Source material:
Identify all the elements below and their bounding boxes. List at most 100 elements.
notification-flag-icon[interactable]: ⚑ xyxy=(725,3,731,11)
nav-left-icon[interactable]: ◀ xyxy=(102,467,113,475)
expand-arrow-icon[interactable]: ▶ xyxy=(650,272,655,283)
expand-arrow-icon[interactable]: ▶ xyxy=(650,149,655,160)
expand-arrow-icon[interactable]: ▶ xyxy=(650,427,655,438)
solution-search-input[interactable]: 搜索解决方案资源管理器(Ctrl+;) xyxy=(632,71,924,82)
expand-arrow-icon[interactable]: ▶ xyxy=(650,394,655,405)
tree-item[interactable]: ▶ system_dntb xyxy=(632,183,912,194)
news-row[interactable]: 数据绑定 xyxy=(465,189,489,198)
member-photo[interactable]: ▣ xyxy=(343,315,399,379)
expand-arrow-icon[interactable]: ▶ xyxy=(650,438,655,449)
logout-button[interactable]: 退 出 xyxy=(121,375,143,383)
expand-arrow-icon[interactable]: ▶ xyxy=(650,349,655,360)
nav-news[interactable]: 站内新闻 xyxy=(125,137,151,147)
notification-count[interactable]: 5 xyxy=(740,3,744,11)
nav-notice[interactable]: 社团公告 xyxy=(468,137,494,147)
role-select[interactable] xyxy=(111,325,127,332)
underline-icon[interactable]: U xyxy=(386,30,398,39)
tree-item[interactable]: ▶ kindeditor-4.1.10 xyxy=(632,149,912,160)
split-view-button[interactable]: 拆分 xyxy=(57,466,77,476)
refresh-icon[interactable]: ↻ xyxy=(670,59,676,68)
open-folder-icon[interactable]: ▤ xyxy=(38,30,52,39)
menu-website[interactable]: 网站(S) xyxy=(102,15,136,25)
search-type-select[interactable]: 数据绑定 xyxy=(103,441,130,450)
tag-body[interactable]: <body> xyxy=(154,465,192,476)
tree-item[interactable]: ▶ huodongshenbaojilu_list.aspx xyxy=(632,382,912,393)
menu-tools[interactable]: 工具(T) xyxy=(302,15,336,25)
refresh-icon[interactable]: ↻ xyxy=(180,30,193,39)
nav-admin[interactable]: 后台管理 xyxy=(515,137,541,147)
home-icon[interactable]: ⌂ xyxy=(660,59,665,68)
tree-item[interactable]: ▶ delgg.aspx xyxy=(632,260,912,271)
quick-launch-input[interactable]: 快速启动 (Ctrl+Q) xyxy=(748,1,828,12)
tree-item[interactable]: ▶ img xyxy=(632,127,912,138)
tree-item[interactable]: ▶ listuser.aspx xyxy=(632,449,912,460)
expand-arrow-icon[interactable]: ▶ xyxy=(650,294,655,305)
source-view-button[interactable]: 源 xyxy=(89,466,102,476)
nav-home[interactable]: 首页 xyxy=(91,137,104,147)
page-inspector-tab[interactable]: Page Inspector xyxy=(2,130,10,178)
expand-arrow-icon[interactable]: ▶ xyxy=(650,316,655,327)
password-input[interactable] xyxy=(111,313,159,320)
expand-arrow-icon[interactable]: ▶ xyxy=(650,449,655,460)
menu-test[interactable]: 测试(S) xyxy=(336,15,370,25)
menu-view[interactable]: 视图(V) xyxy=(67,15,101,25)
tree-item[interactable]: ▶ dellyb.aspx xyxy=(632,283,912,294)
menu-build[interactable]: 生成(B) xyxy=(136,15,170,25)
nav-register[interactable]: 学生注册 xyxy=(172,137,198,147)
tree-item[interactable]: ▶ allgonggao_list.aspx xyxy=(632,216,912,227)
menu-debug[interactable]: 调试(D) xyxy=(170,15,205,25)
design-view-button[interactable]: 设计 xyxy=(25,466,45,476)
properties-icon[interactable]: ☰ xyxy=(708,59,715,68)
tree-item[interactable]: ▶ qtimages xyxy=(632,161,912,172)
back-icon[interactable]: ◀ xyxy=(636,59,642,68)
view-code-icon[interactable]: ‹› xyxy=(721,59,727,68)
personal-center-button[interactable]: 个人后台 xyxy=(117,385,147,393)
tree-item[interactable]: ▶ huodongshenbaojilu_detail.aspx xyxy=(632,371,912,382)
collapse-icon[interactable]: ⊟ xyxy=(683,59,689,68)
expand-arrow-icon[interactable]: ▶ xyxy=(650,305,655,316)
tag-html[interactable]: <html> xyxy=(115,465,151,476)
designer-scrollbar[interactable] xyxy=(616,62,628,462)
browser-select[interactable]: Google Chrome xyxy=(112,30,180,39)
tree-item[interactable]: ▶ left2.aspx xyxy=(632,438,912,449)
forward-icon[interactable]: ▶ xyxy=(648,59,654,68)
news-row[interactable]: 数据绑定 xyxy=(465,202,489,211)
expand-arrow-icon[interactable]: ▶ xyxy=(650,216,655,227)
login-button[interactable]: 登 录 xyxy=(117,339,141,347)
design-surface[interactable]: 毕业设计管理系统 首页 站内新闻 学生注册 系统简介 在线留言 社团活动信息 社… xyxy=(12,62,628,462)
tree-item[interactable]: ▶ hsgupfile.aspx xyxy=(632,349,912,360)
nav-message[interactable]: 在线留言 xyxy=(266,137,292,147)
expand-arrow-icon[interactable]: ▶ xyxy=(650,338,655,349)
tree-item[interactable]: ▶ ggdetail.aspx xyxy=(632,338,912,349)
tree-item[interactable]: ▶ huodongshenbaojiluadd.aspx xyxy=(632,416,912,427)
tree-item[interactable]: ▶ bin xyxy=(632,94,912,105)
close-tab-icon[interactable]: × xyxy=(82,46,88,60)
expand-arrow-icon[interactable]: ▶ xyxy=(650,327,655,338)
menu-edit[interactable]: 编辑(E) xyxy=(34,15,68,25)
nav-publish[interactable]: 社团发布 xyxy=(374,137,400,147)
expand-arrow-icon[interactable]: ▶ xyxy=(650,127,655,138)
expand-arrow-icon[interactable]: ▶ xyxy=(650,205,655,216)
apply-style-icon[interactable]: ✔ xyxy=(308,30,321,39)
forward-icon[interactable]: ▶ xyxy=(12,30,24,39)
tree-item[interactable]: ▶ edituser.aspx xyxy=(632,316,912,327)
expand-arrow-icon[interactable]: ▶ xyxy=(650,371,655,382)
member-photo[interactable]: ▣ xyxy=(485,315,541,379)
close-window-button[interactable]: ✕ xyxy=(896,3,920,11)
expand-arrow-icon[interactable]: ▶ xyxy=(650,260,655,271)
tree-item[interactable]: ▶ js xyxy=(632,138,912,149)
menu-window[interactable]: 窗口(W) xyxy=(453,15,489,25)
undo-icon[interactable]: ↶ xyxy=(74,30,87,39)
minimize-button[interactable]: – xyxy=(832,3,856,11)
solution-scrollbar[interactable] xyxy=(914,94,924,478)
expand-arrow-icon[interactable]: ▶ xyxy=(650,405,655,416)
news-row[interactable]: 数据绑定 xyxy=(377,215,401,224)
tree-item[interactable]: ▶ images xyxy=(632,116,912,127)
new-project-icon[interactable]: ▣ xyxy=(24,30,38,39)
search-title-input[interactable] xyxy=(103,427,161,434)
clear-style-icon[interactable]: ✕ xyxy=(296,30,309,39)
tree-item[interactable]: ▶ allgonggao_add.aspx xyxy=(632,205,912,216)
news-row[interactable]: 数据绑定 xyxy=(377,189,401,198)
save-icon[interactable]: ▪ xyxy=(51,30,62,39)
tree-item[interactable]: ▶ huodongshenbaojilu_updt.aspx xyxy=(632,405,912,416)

Exercise aim: Print the stretch from the beginning of the entries through the line that contains "expand-arrow-icon[interactable]: ▶ xyxy=(650,272,655,283)", keeping every line unchanged.

The reply:
Identify all the elements below and their bounding boxes. List at most 100 elements.
notification-flag-icon[interactable]: ⚑ xyxy=(725,3,731,11)
nav-left-icon[interactable]: ◀ xyxy=(102,467,113,475)
expand-arrow-icon[interactable]: ▶ xyxy=(650,272,655,283)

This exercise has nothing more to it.